▶ Objective: List every line in the records below that contains the string "header", matching case exactly.

(Spatial annotation entries)
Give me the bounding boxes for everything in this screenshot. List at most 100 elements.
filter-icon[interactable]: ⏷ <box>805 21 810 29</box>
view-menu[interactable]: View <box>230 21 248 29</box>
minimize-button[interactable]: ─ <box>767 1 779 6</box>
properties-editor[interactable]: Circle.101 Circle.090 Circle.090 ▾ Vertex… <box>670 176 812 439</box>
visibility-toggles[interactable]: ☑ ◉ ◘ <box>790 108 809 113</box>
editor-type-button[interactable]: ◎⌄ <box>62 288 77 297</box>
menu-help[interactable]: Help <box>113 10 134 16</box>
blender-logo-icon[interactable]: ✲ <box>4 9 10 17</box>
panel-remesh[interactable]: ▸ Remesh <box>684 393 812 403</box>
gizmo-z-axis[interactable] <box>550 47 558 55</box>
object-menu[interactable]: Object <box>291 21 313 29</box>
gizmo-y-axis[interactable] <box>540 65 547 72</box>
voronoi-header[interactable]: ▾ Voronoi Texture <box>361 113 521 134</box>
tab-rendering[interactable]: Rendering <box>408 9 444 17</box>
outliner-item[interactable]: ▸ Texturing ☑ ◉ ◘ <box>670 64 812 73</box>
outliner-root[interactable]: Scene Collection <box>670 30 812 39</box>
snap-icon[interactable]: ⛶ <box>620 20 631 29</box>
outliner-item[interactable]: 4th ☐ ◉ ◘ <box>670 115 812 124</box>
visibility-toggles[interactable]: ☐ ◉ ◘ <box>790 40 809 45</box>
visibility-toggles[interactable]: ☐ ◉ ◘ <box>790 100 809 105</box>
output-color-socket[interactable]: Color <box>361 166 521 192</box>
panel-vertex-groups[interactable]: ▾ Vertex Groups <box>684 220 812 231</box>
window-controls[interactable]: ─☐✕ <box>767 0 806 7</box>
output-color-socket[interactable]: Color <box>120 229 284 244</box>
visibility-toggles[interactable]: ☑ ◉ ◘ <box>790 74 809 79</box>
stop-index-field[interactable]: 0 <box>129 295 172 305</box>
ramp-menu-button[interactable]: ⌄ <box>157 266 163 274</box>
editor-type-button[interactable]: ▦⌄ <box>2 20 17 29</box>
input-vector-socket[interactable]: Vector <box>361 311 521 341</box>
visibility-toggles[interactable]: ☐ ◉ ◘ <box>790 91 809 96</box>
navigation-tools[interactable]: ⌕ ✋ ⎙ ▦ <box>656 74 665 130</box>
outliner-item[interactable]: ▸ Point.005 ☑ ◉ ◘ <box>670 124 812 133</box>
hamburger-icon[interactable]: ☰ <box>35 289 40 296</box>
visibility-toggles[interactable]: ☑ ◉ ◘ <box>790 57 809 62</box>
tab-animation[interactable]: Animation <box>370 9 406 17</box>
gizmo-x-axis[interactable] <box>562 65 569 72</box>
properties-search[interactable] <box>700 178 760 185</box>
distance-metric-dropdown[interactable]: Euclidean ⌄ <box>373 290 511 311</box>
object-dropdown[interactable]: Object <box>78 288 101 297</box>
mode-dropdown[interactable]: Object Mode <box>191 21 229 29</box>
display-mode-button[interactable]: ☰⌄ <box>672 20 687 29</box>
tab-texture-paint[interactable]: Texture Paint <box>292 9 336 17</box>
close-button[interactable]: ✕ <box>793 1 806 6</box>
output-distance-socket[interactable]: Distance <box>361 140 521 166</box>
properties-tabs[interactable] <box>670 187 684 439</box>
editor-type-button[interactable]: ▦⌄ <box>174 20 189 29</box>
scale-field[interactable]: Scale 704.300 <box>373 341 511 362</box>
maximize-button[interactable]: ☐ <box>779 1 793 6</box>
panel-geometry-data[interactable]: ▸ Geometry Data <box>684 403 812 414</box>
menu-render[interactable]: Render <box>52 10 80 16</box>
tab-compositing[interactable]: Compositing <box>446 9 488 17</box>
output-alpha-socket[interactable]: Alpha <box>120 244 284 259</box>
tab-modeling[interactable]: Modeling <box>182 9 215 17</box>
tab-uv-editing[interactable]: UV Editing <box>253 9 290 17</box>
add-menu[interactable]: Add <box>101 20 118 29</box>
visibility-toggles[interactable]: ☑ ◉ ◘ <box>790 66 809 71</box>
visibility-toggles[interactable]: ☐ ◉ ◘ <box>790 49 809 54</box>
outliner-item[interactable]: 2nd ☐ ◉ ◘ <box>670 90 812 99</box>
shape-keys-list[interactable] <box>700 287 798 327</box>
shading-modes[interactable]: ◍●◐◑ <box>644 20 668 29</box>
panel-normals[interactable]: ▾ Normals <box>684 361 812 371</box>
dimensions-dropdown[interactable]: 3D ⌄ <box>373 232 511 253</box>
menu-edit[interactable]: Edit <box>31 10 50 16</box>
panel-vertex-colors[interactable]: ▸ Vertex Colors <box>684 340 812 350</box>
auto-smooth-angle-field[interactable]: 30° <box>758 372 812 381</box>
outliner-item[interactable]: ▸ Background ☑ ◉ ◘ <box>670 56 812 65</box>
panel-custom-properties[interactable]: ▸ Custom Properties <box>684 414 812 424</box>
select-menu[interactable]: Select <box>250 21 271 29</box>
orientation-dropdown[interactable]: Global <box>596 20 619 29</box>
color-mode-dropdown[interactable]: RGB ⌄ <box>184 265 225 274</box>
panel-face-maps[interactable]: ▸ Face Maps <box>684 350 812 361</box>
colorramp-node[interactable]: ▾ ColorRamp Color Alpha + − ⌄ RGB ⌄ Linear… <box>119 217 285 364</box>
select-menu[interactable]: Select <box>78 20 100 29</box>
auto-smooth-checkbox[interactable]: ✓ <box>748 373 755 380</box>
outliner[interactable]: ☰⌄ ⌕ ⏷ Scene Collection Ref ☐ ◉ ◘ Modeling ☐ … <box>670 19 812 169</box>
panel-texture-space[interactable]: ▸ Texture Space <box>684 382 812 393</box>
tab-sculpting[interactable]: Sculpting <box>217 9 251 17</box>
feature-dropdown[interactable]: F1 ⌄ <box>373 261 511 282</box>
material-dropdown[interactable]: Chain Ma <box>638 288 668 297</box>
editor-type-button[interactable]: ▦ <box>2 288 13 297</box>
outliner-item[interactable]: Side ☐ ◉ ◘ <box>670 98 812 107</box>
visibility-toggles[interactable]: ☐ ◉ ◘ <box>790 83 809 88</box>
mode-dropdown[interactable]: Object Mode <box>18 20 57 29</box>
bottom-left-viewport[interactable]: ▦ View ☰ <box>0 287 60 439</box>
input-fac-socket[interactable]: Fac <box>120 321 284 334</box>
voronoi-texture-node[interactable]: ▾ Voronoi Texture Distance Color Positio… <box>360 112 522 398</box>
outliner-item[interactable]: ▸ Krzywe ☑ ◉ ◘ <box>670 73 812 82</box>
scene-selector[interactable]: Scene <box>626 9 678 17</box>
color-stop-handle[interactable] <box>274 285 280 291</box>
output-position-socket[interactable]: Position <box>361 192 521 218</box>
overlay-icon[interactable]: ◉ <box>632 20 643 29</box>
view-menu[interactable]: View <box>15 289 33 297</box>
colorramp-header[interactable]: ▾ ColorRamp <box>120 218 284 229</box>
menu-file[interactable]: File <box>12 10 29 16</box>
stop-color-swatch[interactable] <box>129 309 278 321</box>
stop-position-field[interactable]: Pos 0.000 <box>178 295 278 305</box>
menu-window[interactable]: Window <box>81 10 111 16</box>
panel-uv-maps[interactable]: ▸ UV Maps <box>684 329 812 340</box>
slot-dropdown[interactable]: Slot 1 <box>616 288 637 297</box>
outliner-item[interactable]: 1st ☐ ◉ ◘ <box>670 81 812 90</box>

▶ Correct result:
voronoi-header[interactable]: ▾ Voronoi Texture <box>361 113 521 134</box>
colorramp-header[interactable]: ▾ ColorRamp <box>120 218 284 229</box>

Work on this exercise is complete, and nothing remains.